_Text excerpt_.
Dark Chips are stupidly powerful battle chips for Net Navis that grant awesome power in exchange for a loss of -1 permanent HP per use and some other gameplay-related drawbacks. That's fine, but while the series has flirted with some mild supernatural elements at times, Dark Chips just break the willing suspense of disbelief over their knee.

The very first dark chip you get is by sheer accident, when supposedly these things are peddled in the less honorable corners of the internet, which you cannot find a legit seller for at any point in BN4. Battle Network 5 actually did have legit sellers of these chips, and they were hard to find and appropriately rare, and quite illegal.

Second, their magical appearance after your only story-mandated use makes no sense. Battlechips are a finite resource with a physical form in-universe. More can be made based on viral data, but still, they don't just magically appear out of thin air like Dark Chips do in BN4. Battle Network 5 wisely walked back most of the supernatural implications of this because this strains plausibility even for the Battle Network series to its limits and beyond.

Second, even as a metaphor for illegal substances, how does the usage of these things send the Navi and their user to actual Hell (or Murkland, as they call it)? In the game, the worst penalties can be ignored until the very end, and while they make the final boss battle harder since they can't be used there (thus crippling the player severely if they leaned on them for most of the game), it's still not impossible to beat the game, just far harder.

And this has no implications for the next game even if you went all in on Dark Chip abuse in BN4.

Battle Network 5 walked back a lot of this nonsense because even it realized these issues. We see Dark Chips are clearly produced in factories. They are appropriately rare and illegal to acquire physical items. And the "moral" implications of their use were severely downplayed in BN5 to something that doesn't break prior canon over its knee.


4. Regal Arc


Dr. Regal is an "Original Generation" villain created specifically for the Battle Network series. While not a bad character, Battle Network 5 showed what they could really do with him if given good writing and a much more awesome makeover that included a sweet Beard of Evil, he just has the misfortune of debuting in a game that gives him almost no screentime to actually be a credible villain.

(Recorded data)
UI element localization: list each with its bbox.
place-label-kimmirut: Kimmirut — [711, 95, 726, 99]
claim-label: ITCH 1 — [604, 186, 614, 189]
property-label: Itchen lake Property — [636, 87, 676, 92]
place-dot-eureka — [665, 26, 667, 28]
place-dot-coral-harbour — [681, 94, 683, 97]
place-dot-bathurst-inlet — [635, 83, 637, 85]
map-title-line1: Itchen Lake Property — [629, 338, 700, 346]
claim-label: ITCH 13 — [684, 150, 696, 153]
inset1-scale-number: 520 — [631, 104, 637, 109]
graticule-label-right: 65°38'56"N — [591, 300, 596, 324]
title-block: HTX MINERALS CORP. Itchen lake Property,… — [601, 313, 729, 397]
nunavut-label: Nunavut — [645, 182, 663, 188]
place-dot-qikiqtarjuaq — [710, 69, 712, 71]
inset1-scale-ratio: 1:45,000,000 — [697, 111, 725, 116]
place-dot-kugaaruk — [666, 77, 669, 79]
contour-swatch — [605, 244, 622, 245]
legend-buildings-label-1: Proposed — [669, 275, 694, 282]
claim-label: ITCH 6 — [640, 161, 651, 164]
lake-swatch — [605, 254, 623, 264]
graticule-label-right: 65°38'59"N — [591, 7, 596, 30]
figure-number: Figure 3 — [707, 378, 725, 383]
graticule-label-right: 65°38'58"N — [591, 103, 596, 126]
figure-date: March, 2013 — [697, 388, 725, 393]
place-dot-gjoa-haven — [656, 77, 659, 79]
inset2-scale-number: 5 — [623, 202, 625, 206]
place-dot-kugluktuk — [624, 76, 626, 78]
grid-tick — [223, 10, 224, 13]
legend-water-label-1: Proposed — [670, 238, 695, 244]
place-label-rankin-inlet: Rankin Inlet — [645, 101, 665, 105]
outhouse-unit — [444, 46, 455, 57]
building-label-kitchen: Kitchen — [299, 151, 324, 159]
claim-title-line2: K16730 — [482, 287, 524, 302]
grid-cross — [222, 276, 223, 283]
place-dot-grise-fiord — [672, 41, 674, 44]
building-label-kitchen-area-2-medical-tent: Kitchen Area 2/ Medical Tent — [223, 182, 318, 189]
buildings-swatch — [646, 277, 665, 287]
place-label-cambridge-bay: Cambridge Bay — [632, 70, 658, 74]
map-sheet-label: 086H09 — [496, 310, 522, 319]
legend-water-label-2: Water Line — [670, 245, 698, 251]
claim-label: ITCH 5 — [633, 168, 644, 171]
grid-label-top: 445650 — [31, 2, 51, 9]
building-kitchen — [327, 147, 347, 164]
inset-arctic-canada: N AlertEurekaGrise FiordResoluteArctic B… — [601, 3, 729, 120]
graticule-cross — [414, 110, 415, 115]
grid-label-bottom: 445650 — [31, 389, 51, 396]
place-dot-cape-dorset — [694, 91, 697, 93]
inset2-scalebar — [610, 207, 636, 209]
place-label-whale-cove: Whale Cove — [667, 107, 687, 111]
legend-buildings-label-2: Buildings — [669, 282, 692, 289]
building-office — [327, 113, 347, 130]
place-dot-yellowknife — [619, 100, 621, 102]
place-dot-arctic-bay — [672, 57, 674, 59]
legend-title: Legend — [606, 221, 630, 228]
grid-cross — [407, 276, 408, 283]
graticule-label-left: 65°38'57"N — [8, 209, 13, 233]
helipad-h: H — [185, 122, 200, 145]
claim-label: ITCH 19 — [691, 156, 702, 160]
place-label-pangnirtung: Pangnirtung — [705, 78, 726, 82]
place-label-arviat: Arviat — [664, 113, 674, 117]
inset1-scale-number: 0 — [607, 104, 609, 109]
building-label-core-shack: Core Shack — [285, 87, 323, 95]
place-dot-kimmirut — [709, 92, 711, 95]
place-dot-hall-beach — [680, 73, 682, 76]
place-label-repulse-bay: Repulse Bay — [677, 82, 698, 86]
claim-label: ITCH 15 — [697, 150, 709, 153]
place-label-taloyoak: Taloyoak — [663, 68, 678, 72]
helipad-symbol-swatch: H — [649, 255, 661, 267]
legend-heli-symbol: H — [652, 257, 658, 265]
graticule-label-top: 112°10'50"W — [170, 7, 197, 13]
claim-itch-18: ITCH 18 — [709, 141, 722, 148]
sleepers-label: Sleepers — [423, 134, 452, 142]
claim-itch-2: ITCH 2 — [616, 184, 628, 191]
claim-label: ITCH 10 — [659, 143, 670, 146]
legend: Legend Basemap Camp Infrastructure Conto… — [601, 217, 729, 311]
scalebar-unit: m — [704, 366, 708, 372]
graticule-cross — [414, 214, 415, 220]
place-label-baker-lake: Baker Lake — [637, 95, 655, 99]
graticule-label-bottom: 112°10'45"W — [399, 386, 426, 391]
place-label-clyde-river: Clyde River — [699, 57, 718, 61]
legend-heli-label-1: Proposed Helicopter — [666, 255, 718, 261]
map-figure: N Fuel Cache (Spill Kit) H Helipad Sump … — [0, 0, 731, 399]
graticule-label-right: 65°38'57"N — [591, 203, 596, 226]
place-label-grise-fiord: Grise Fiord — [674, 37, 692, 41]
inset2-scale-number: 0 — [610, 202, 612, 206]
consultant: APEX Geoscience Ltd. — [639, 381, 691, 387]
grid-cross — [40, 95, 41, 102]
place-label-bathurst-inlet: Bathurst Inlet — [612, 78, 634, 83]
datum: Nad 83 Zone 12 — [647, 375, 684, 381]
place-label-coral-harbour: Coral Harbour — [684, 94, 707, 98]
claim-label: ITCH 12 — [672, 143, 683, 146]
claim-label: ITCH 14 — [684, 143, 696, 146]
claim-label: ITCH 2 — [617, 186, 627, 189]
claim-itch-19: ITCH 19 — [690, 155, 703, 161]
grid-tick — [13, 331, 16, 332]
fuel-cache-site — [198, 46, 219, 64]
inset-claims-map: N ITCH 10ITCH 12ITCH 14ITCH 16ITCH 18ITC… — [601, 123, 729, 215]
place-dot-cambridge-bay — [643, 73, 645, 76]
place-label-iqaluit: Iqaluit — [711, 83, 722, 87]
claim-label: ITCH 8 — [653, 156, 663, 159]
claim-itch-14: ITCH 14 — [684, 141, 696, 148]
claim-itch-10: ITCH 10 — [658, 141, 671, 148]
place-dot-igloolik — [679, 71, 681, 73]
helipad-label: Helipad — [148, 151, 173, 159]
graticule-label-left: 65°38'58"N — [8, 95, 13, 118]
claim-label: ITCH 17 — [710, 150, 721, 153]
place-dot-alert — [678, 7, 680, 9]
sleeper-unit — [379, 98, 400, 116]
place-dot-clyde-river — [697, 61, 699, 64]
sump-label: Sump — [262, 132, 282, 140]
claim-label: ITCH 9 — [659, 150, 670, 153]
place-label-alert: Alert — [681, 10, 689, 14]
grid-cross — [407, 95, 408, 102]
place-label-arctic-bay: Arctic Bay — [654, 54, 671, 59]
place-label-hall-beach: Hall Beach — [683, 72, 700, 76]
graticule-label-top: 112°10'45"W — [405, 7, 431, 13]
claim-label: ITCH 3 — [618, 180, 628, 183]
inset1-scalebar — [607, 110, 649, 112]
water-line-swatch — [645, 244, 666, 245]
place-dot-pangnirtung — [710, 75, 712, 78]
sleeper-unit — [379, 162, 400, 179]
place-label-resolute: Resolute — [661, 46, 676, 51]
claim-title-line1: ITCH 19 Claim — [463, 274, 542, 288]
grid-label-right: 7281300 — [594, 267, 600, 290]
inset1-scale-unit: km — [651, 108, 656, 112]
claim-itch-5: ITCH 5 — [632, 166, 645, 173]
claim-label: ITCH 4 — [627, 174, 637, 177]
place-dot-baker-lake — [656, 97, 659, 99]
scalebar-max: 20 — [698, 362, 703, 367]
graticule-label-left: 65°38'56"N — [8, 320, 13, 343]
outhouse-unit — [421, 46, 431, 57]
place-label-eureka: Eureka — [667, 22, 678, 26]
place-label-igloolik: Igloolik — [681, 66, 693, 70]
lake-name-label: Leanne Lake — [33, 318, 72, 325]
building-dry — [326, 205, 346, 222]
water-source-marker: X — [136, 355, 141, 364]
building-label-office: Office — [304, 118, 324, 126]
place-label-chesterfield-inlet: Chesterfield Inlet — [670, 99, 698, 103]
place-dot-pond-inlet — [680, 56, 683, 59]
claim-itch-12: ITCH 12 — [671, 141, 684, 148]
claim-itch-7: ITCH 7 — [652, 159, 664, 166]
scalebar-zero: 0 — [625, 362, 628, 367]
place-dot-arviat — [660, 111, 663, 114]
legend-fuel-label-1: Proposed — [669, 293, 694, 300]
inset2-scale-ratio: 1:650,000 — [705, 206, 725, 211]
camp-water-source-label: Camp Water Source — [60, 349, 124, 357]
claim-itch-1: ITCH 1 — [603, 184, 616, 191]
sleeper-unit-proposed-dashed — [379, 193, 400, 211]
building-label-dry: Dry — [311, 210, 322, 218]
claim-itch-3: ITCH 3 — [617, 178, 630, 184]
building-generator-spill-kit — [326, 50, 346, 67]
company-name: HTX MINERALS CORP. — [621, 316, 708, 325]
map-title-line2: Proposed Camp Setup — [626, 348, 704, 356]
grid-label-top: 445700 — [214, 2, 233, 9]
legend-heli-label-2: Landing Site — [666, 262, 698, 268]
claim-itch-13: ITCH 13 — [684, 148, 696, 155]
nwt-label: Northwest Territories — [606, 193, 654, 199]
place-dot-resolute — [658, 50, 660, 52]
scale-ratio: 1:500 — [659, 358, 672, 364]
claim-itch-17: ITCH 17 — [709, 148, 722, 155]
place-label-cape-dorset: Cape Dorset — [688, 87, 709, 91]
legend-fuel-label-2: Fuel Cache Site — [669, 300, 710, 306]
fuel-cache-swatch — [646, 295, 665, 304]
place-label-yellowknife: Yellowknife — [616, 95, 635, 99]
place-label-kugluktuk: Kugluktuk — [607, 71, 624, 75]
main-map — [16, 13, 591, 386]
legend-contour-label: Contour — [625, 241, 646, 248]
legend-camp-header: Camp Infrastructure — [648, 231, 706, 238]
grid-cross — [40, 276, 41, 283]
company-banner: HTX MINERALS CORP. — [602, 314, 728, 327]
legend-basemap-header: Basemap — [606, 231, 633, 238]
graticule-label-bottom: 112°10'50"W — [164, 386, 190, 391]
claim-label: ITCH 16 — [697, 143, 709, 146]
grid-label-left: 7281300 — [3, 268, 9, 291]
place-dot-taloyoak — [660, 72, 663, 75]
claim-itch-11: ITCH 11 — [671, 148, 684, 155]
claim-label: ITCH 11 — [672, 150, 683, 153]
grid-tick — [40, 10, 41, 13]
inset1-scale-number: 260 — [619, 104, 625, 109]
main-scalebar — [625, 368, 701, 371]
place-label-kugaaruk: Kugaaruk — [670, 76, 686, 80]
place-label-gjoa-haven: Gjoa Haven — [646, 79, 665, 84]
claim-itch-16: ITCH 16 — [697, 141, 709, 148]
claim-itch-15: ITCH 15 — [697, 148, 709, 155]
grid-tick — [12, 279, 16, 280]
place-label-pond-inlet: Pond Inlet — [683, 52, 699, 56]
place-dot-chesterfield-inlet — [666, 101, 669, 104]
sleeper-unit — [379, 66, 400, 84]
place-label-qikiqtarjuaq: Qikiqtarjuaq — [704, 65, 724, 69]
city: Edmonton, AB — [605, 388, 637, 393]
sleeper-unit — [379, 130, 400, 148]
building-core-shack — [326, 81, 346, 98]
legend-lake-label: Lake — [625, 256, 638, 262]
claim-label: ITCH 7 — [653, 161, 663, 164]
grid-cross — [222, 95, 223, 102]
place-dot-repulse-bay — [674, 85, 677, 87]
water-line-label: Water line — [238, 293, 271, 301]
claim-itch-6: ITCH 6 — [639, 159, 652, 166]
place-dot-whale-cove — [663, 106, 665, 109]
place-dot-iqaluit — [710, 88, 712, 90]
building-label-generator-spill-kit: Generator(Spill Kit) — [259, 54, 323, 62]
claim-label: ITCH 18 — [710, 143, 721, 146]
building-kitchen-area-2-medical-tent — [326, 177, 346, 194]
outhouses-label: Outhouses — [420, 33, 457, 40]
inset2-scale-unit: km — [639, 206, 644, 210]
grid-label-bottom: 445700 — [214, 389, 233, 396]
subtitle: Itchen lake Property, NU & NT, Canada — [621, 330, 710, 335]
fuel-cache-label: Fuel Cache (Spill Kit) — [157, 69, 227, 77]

_Requirement 1_. In the text excerpt, how much permanent HP does each use of a Dark Chip cost a Net Navi?
_Requirement 2_. What does the text excerpt say Battle Network 5 did with Dark Chips? List every point it makes.

_Written response 1_. One point of permanent HP per use.

_Written response 2_.
- It had legitimate sellers of Dark Chips.
- The chips were hard to find, rare, and illegal.
- It walked back most of the supernatural implications.
- Dark Chips are clearly produced in factories.
- The moral implications of their use were severely downplayed.